* [WHAT IS BEING ASKED]:
Among the entries below, find how many lines carry the word "volume" and state only that figure.

* * *

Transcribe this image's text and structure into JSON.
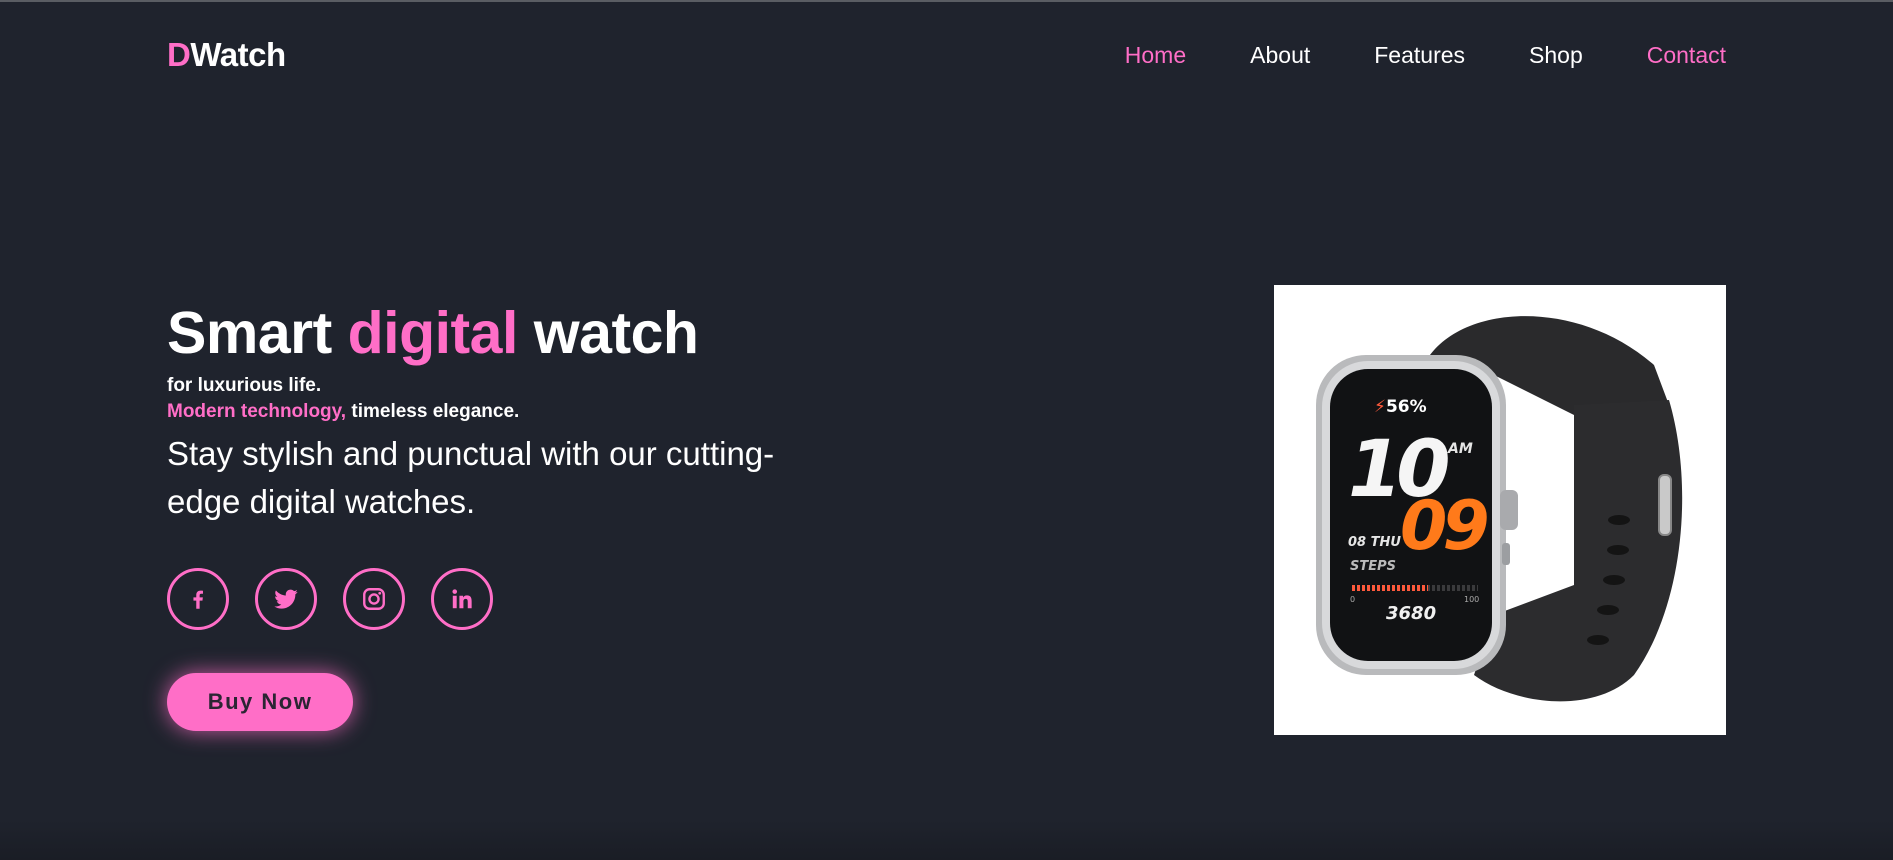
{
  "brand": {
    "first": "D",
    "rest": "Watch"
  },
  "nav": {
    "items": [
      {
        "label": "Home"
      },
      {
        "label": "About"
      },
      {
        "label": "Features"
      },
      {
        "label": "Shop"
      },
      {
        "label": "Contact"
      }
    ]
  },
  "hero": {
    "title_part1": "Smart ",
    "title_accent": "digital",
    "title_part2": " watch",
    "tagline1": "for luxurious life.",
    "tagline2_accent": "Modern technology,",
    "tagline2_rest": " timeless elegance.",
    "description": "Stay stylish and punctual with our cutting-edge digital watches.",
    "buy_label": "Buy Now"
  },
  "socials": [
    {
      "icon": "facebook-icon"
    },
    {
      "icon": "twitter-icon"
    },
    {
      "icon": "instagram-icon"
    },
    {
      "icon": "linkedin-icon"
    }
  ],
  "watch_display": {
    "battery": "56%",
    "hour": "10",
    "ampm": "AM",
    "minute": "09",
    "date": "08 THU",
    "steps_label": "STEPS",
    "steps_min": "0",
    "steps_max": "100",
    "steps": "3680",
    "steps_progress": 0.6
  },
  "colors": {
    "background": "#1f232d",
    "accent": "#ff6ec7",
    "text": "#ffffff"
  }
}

* * *

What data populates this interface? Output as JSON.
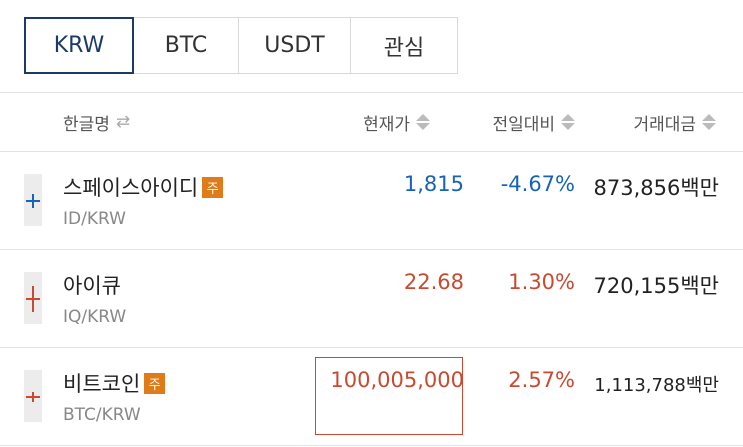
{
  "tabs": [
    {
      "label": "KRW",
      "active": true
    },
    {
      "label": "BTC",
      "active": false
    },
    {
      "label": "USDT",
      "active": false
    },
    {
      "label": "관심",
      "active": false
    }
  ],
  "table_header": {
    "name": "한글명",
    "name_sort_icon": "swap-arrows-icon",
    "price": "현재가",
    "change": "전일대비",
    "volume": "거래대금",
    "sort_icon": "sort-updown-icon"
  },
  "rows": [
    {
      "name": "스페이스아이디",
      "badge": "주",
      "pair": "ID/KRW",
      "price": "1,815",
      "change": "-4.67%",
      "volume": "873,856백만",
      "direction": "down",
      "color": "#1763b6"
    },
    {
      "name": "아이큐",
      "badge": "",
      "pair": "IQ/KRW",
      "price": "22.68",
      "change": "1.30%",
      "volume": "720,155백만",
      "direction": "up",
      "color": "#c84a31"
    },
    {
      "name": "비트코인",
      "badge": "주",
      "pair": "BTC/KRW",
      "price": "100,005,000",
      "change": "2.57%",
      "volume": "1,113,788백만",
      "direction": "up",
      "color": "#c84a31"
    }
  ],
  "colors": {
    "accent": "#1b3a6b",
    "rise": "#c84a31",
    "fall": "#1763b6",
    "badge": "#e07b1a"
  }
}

* * *

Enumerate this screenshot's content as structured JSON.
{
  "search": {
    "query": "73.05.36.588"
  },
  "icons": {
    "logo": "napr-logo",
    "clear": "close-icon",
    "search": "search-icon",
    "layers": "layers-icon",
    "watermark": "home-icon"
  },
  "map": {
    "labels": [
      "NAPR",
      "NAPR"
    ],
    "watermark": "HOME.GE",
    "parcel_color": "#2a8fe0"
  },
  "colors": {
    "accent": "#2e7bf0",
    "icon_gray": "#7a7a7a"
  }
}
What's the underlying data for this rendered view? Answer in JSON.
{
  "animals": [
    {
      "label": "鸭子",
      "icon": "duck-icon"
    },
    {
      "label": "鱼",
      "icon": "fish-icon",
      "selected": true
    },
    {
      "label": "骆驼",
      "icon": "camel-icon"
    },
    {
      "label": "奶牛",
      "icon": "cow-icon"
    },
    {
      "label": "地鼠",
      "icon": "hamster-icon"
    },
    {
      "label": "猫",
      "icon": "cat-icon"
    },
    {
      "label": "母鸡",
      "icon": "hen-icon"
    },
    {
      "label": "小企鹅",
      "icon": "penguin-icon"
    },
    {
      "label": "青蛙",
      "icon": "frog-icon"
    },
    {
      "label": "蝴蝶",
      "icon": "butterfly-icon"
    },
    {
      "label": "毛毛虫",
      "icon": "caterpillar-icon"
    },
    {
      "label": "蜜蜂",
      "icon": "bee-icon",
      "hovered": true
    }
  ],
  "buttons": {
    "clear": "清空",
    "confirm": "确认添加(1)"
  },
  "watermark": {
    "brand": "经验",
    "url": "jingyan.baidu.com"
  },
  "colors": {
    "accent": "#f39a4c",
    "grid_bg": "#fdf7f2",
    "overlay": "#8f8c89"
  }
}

* * *

* [EXERCISE RESULT]:
4